Copy the following rows exactly, line for line.

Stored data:
·····

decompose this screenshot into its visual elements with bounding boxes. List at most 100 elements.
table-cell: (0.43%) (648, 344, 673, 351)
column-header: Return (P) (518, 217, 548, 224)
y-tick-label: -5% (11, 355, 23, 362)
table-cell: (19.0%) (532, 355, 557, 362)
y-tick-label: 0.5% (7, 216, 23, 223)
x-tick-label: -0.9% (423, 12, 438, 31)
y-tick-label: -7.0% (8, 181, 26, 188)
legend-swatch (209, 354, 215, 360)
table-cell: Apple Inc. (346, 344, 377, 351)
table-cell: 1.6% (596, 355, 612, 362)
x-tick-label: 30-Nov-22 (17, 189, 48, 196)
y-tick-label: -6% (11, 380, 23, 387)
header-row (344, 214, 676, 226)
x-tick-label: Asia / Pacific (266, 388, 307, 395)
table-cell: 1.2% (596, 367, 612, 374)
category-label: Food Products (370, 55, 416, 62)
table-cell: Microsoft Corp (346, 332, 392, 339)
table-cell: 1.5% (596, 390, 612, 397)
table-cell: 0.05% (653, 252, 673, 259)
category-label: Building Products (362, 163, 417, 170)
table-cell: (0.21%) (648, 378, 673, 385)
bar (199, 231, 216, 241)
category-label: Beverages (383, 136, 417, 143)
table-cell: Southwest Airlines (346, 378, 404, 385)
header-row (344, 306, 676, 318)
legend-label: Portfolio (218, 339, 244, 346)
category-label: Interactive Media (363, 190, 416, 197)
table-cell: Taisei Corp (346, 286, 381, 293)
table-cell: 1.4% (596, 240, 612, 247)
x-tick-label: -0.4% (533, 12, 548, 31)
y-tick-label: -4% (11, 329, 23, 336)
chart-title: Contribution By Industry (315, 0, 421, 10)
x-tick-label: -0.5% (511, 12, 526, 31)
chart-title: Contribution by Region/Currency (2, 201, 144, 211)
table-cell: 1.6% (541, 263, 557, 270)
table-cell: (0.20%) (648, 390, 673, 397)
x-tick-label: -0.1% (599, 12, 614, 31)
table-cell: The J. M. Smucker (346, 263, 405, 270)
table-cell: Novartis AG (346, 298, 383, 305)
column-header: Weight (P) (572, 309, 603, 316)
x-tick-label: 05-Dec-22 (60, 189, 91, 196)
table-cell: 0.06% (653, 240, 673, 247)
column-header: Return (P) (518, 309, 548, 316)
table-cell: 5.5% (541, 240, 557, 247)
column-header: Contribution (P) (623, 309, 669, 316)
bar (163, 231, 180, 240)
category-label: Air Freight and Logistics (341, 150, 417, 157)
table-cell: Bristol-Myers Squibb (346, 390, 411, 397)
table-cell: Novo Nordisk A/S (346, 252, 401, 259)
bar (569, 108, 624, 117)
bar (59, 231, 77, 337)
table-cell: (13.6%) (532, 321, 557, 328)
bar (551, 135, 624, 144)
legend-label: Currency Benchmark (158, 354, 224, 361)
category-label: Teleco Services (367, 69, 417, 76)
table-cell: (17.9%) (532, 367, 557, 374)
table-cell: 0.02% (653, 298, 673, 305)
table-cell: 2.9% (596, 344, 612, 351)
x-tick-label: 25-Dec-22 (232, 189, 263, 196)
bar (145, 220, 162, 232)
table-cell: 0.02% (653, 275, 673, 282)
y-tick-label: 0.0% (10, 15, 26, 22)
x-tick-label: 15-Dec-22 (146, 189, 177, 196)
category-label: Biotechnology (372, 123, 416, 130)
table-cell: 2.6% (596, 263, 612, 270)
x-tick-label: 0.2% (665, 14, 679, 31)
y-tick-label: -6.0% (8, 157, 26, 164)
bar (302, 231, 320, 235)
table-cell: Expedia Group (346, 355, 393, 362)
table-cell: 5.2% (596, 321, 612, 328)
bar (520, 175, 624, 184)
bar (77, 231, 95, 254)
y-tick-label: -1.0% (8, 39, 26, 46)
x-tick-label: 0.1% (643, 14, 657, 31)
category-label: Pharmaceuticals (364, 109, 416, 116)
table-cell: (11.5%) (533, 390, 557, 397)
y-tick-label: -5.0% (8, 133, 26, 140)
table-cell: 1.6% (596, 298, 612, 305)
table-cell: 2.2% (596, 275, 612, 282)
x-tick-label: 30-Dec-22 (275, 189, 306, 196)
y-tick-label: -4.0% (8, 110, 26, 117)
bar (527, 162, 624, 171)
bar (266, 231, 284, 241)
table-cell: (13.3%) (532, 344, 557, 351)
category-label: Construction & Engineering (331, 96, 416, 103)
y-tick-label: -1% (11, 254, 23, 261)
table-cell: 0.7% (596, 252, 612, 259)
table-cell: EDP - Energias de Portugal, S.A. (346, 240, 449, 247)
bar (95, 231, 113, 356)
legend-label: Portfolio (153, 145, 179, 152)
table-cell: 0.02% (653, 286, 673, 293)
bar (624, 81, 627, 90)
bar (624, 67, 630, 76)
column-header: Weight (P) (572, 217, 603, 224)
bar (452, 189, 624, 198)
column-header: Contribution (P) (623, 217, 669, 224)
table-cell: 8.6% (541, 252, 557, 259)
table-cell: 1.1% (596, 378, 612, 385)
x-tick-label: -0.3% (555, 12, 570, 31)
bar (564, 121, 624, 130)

·····

Task response:
decompose this screenshot into its visual elements with bounding boxes. List at most 100 elements.
table-cell: (0.43%) (648, 344, 673, 351)
column-header: Return (P) (518, 217, 548, 224)
y-tick-label: -5% (11, 355, 23, 362)
table-cell: (19.0%) (532, 355, 557, 362)
y-tick-label: 0.5% (7, 216, 23, 223)
x-tick-label: -0.9% (423, 12, 438, 31)
y-tick-label: -7.0% (8, 181, 26, 188)
legend-swatch (209, 354, 215, 360)
table-cell: Apple Inc. (346, 344, 377, 351)
table-cell: 1.6% (596, 355, 612, 362)
x-tick-label: 30-Nov-22 (17, 189, 48, 196)
y-tick-label: -6% (11, 380, 23, 387)
header-row (344, 214, 676, 226)
x-tick-label: Asia / Pacific (266, 388, 307, 395)
table-cell: 1.2% (596, 367, 612, 374)
category-label: Food Products (370, 55, 416, 62)
table-cell: Microsoft Corp (346, 332, 392, 339)
table-cell: 1.5% (596, 390, 612, 397)
table-cell: 0.05% (653, 252, 673, 259)
category-label: Building Products (362, 163, 417, 170)
table-cell: (0.21%) (648, 378, 673, 385)
bar (199, 231, 216, 241)
category-label: Beverages (383, 136, 417, 143)
table-cell: Southwest Airlines (346, 378, 404, 385)
header-row (344, 306, 676, 318)
legend-label: Portfolio (218, 339, 244, 346)
category-label: Interactive Media (363, 190, 416, 197)
table-cell: Taisei Corp (346, 286, 381, 293)
table-cell: 1.4% (596, 240, 612, 247)
x-tick-label: -0.4% (533, 12, 548, 31)
y-tick-label: -4% (11, 329, 23, 336)
chart-title: Contribution By Industry (315, 0, 421, 10)
x-tick-label: -0.5% (511, 12, 526, 31)
chart-title: Contribution by Region/Currency (2, 201, 144, 211)
table-cell: 1.6% (541, 263, 557, 270)
table-cell: (0.20%) (648, 390, 673, 397)
x-tick-label: -0.1% (599, 12, 614, 31)
table-cell: The J. M. Smucker (346, 263, 405, 270)
table-cell: Novartis AG (346, 298, 383, 305)
column-header: Weight (P) (572, 309, 603, 316)
x-tick-label: 05-Dec-22 (60, 189, 91, 196)
table-cell: 0.06% (653, 240, 673, 247)
column-header: Return (P) (518, 309, 548, 316)
table-cell: 5.5% (541, 240, 557, 247)
column-header: Contribution (P) (623, 309, 669, 316)
bar (163, 231, 180, 240)
category-label: Air Freight and Logistics (341, 150, 417, 157)
table-cell: Bristol-Myers Squibb (346, 390, 411, 397)
table-cell: Novo Nordisk A/S (346, 252, 401, 259)
bar (569, 108, 624, 117)
bar (59, 231, 77, 337)
table-cell: (13.6%) (532, 321, 557, 328)
bar (551, 135, 624, 144)
legend-label: Currency Benchmark (158, 354, 224, 361)
category-label: Teleco Services (367, 69, 417, 76)
table-cell: (17.9%) (532, 367, 557, 374)
table-cell: 0.02% (653, 298, 673, 305)
table-cell: 2.9% (596, 344, 612, 351)
x-tick-label: 25-Dec-22 (232, 189, 263, 196)
bar (145, 220, 162, 232)
table-cell: 0.02% (653, 275, 673, 282)
y-tick-label: 0.0% (10, 15, 26, 22)
x-tick-label: 15-Dec-22 (146, 189, 177, 196)
category-label: Biotechnology (372, 123, 416, 130)
table-cell: 2.6% (596, 263, 612, 270)
x-tick-label: 0.2% (665, 14, 679, 31)
y-tick-label: -6.0% (8, 157, 26, 164)
bar (302, 231, 320, 235)
table-cell: Expedia Group (346, 355, 393, 362)
table-cell: 5.2% (596, 321, 612, 328)
bar (520, 175, 624, 184)
bar (77, 231, 95, 254)
y-tick-label: -1.0% (8, 39, 26, 46)
x-tick-label: 0.1% (643, 14, 657, 31)
category-label: Pharmaceuticals (364, 109, 416, 116)
table-cell: (11.5%) (533, 390, 557, 397)
y-tick-label: -5.0% (8, 133, 26, 140)
table-cell: 1.6% (596, 298, 612, 305)
table-cell: 2.2% (596, 275, 612, 282)
x-tick-label: 30-Dec-22 (275, 189, 306, 196)
y-tick-label: -4.0% (8, 110, 26, 117)
bar (527, 162, 624, 171)
bar (266, 231, 284, 241)
table-cell: (13.3%) (532, 344, 557, 351)
category-label: Construction & Engineering (331, 96, 416, 103)
y-tick-label: -1% (11, 254, 23, 261)
table-cell: 0.7% (596, 252, 612, 259)
table-cell: EDP - Energias de Portugal, S.A. (346, 240, 449, 247)
bar (95, 231, 113, 356)
legend-label: Portfolio (153, 145, 179, 152)
table-cell: 0.02% (653, 286, 673, 293)
bar (624, 81, 627, 90)
bar (624, 67, 630, 76)
column-header: Weight (P) (572, 217, 603, 224)
bar (452, 189, 624, 198)
column-header: Contribution (P) (623, 217, 669, 224)
table-cell: 8.6% (541, 252, 557, 259)
table-cell: 1.1% (596, 378, 612, 385)
x-tick-label: -0.3% (555, 12, 570, 31)
bar (564, 121, 624, 130)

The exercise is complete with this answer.